WRITTEN PROBLEM.
Which lines below contain the string "tile"? Copy each of them in full.

Region and label listings:
■ ■ ■ ■
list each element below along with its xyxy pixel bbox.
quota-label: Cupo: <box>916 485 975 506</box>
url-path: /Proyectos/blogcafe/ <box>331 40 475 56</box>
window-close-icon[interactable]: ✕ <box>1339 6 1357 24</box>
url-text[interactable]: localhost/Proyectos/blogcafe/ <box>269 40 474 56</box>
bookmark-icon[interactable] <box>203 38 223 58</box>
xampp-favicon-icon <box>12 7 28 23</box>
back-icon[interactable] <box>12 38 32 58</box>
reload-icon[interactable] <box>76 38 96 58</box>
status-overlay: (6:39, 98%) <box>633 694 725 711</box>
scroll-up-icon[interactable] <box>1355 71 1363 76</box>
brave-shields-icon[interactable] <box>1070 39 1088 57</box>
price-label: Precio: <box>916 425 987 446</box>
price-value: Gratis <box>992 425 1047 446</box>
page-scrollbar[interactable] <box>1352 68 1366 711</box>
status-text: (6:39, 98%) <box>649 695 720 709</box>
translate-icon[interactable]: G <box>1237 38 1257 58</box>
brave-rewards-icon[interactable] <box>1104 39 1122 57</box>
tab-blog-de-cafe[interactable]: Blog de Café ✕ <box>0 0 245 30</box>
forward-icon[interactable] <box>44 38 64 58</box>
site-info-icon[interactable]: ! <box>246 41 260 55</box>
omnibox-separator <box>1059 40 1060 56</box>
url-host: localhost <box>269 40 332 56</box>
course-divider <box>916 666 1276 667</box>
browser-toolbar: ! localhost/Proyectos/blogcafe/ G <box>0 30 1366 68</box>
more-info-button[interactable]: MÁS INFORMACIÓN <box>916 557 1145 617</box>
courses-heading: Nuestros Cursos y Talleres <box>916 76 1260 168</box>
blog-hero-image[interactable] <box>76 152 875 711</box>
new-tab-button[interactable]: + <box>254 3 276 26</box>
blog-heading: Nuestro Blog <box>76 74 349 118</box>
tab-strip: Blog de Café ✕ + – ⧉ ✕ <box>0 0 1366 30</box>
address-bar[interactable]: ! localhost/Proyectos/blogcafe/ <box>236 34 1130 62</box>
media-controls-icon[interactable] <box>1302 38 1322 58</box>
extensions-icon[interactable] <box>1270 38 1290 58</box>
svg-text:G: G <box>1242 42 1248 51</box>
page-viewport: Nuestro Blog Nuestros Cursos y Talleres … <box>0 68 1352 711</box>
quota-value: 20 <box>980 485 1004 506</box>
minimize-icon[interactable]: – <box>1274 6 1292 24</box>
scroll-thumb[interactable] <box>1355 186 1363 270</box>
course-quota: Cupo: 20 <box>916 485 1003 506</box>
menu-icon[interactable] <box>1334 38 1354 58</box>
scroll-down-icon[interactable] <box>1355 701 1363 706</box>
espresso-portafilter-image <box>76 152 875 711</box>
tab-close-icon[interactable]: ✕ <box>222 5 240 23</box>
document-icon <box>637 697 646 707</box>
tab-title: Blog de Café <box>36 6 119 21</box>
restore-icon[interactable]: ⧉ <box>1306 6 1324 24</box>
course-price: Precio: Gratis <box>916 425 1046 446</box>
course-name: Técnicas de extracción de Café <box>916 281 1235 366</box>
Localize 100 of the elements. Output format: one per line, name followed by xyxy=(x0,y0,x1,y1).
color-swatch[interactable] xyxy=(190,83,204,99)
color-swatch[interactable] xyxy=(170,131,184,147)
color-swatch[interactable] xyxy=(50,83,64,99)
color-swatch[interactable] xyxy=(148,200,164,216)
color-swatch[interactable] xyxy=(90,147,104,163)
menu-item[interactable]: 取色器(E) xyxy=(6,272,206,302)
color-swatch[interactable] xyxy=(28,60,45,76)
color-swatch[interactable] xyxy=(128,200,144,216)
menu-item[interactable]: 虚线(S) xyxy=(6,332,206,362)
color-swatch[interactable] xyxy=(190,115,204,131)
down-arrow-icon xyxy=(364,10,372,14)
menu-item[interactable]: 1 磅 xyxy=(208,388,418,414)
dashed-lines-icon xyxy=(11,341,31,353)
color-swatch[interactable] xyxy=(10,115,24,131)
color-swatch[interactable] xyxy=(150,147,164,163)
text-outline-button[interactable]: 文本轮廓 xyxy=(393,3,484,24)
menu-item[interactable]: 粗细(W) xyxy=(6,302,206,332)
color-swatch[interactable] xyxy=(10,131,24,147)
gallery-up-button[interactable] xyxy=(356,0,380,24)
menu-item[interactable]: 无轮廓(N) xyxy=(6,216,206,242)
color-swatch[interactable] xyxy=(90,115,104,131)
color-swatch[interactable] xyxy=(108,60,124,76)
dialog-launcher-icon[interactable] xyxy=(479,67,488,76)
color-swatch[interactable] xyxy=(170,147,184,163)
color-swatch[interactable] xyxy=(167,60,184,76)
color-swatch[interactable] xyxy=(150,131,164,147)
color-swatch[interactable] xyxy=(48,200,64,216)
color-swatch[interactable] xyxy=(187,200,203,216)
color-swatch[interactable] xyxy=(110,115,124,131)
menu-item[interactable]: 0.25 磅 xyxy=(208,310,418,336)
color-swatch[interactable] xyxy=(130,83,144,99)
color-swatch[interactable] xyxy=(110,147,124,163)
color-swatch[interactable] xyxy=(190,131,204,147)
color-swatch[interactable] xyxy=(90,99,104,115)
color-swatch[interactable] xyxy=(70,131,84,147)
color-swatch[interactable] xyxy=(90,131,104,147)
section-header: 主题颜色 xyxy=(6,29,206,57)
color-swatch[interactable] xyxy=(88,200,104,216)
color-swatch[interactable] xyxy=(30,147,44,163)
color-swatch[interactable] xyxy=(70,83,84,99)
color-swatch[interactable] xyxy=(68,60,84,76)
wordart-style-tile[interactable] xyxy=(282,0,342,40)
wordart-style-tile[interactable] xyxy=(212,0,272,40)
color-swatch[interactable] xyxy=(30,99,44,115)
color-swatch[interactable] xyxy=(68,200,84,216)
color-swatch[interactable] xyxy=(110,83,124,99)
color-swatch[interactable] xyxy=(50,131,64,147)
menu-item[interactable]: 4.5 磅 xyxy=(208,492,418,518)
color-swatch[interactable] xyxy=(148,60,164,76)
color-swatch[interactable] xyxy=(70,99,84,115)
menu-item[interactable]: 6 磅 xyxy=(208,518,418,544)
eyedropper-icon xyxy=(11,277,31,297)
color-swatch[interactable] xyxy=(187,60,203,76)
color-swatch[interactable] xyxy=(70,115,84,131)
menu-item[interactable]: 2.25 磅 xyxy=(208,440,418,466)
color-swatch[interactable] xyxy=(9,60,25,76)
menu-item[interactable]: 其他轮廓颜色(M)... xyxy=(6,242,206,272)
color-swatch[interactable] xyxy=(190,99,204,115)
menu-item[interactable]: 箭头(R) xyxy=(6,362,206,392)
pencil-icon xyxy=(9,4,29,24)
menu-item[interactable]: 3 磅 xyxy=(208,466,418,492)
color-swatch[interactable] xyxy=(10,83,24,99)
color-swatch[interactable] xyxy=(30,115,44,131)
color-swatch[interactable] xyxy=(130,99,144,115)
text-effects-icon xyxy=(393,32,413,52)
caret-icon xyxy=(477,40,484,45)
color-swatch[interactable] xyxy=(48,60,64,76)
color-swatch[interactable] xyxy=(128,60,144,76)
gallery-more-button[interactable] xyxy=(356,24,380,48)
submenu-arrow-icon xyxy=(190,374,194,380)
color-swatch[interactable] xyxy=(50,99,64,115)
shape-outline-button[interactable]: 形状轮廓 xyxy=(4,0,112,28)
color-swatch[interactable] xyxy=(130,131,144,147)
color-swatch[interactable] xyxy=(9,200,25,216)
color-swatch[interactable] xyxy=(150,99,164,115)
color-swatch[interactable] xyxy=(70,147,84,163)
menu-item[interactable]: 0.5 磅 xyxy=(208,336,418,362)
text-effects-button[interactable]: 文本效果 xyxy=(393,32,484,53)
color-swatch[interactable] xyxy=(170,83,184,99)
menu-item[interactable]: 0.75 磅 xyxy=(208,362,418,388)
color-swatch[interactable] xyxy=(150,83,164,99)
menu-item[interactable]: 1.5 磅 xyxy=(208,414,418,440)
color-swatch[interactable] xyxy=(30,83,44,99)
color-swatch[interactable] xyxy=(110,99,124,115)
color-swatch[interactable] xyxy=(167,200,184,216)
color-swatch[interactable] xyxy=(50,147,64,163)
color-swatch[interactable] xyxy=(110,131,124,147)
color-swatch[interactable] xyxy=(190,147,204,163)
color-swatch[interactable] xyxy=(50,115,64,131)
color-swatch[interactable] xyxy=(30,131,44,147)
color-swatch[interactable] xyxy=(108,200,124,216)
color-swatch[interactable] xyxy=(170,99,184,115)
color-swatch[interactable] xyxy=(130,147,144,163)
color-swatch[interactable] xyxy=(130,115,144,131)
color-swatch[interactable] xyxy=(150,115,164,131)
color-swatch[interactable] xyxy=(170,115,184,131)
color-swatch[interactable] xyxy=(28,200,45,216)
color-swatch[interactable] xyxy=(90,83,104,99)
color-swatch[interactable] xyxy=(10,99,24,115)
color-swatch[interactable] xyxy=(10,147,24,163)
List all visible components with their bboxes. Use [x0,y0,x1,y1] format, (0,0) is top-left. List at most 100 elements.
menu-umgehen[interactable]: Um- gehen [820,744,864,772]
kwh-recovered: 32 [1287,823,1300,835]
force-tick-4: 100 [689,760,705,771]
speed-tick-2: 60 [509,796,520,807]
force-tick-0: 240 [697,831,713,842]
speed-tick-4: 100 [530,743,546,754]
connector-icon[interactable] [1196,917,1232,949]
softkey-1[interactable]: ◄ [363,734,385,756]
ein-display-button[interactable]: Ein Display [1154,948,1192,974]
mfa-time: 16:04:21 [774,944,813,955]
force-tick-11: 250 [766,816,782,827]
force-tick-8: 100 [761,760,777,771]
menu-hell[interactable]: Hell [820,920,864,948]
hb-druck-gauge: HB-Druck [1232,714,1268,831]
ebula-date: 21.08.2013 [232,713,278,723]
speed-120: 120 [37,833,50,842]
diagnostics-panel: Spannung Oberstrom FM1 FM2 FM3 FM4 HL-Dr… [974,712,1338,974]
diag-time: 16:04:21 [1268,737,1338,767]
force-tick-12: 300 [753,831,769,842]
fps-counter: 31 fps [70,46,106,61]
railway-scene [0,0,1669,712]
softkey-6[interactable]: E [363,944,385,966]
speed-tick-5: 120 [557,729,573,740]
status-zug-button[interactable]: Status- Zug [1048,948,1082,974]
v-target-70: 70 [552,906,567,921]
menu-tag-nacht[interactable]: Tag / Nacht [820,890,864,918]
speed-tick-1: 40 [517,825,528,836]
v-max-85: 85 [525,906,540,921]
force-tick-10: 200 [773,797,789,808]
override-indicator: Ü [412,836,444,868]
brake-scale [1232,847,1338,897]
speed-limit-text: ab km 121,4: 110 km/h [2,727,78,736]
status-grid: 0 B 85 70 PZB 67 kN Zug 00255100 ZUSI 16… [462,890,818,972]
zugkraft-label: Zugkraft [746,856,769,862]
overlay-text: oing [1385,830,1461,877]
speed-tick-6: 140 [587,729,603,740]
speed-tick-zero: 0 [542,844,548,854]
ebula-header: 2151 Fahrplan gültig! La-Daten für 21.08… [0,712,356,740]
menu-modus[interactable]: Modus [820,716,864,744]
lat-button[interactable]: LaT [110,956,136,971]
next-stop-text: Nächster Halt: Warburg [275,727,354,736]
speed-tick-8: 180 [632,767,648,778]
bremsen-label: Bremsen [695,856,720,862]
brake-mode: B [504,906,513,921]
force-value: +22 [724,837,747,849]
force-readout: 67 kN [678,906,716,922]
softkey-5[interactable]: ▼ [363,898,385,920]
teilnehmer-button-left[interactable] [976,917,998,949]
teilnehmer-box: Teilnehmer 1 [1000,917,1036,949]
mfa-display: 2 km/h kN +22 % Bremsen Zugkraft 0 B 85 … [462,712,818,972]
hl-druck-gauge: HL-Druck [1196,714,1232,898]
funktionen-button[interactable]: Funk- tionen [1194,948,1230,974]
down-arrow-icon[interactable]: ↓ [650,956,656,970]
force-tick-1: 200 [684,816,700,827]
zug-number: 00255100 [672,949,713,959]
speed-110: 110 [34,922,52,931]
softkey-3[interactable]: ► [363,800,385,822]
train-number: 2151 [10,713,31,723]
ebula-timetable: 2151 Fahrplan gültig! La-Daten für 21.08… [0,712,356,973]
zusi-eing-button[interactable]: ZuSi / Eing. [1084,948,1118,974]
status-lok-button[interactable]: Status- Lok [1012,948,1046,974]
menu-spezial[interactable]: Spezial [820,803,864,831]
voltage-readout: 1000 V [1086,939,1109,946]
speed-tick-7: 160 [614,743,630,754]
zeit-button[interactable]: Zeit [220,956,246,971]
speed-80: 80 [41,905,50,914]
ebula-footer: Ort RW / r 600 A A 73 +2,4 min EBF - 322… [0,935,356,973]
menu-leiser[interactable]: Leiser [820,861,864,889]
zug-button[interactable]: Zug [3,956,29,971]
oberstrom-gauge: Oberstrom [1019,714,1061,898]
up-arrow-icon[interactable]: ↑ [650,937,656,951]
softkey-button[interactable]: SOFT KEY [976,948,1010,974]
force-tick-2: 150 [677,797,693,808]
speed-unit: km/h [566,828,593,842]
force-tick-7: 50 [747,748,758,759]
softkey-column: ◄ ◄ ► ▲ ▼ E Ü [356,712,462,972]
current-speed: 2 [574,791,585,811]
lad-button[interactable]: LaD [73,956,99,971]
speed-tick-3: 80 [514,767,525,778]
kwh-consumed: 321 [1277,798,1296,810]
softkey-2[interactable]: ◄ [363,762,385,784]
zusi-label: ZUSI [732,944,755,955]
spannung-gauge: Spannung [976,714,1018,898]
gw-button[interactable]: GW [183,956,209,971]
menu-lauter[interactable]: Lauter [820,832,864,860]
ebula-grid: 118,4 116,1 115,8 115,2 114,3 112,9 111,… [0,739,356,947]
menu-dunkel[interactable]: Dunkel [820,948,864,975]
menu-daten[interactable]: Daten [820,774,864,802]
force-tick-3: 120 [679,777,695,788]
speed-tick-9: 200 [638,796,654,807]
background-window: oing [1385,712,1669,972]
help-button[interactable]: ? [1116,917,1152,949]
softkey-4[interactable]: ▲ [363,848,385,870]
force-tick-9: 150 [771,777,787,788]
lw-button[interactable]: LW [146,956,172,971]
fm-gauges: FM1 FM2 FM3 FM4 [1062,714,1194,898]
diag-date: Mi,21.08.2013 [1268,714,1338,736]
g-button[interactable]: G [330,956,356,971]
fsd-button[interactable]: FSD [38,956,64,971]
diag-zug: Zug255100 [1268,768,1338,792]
■ ■ ■ ■
OUTPUT.
wordart-style-tile[interactable] xyxy=(282,0,342,40)
wordart-style-tile[interactable] xyxy=(212,0,272,40)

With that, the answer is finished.